═══ Task material
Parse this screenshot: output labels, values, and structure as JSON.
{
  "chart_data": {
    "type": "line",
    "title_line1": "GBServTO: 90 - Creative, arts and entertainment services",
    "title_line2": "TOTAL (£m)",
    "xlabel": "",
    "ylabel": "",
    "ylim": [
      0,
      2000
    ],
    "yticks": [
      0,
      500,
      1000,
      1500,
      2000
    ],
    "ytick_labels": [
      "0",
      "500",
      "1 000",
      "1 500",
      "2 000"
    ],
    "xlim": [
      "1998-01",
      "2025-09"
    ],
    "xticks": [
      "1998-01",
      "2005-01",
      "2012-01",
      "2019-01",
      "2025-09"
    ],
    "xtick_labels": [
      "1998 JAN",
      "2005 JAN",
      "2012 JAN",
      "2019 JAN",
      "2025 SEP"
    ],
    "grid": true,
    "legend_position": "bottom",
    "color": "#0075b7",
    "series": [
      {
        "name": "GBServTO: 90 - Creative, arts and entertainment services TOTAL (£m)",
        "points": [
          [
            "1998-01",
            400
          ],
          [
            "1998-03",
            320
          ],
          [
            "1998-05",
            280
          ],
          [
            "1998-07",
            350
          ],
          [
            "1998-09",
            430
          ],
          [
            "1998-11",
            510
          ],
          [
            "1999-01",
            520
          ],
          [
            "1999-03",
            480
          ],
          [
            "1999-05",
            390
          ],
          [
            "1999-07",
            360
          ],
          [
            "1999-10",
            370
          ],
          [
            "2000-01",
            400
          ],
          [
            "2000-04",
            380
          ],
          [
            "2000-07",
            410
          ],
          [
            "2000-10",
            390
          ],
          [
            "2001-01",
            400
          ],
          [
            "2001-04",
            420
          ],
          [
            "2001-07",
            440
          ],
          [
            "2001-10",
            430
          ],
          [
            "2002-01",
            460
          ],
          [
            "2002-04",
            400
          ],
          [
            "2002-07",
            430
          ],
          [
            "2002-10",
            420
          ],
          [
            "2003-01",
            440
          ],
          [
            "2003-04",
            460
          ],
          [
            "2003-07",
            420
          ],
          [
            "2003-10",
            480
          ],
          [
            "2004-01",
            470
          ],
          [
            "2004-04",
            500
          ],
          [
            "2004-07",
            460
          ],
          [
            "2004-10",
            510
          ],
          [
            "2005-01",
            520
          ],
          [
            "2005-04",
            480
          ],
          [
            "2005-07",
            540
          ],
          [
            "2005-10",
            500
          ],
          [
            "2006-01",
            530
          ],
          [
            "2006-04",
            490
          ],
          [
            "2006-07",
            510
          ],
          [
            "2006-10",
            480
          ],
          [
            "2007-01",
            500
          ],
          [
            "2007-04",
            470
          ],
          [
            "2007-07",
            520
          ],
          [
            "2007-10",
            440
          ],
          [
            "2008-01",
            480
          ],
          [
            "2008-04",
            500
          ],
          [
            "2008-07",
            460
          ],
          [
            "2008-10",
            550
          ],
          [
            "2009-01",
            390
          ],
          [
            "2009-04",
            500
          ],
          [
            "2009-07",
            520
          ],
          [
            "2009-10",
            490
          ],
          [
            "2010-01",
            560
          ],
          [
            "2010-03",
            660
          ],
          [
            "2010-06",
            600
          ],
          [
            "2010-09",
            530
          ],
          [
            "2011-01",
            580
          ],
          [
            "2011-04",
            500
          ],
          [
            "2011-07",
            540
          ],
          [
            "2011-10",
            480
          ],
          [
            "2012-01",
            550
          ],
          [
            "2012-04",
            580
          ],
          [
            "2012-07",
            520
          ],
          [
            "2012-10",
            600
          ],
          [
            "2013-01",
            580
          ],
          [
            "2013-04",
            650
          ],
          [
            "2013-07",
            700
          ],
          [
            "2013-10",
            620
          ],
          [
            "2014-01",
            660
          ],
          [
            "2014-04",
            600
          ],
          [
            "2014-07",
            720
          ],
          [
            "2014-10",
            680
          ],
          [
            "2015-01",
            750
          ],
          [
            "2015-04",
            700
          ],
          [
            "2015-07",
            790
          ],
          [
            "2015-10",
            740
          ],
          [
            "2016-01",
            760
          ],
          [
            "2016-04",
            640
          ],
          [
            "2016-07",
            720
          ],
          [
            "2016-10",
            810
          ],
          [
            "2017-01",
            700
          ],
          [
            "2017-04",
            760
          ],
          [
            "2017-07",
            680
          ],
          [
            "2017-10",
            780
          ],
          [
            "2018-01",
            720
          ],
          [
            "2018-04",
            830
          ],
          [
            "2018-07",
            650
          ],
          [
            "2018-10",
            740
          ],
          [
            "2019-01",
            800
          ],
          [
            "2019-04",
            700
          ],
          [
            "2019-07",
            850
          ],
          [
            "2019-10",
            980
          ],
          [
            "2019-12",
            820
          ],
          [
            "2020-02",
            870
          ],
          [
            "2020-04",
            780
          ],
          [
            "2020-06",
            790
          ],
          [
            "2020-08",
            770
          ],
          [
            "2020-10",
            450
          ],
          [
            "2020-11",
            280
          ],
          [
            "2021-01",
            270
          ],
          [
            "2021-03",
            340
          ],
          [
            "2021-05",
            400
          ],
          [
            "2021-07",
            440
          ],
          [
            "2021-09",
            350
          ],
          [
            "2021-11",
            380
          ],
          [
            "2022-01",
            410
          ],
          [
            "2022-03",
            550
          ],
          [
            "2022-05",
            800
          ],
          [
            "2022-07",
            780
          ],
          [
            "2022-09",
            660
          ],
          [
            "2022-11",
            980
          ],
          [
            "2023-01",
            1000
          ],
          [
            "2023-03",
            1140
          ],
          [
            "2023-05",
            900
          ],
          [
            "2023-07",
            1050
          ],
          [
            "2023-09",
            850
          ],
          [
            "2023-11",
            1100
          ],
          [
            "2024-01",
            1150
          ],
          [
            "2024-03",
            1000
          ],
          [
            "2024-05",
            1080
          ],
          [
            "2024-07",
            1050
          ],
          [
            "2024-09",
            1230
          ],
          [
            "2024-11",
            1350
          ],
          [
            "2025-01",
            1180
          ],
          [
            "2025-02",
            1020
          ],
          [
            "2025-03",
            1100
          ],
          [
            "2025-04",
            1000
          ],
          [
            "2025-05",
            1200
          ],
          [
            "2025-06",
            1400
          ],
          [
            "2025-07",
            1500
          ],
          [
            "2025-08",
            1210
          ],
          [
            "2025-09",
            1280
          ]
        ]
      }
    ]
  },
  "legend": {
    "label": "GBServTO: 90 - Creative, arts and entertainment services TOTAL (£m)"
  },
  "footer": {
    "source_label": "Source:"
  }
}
══════
» Task details
Pull out every line in the material above where "GBServTO" occurs.

» The completed task
    "title_line1": "GBServTO: 90 - Creative, arts and entertainment services",
        "name": "GBServTO: 90 - Creative, arts and entertainment services TOTAL (£m)",
    "label": "GBServTO: 90 - Creative, arts and entertainment services TOTAL (£m)"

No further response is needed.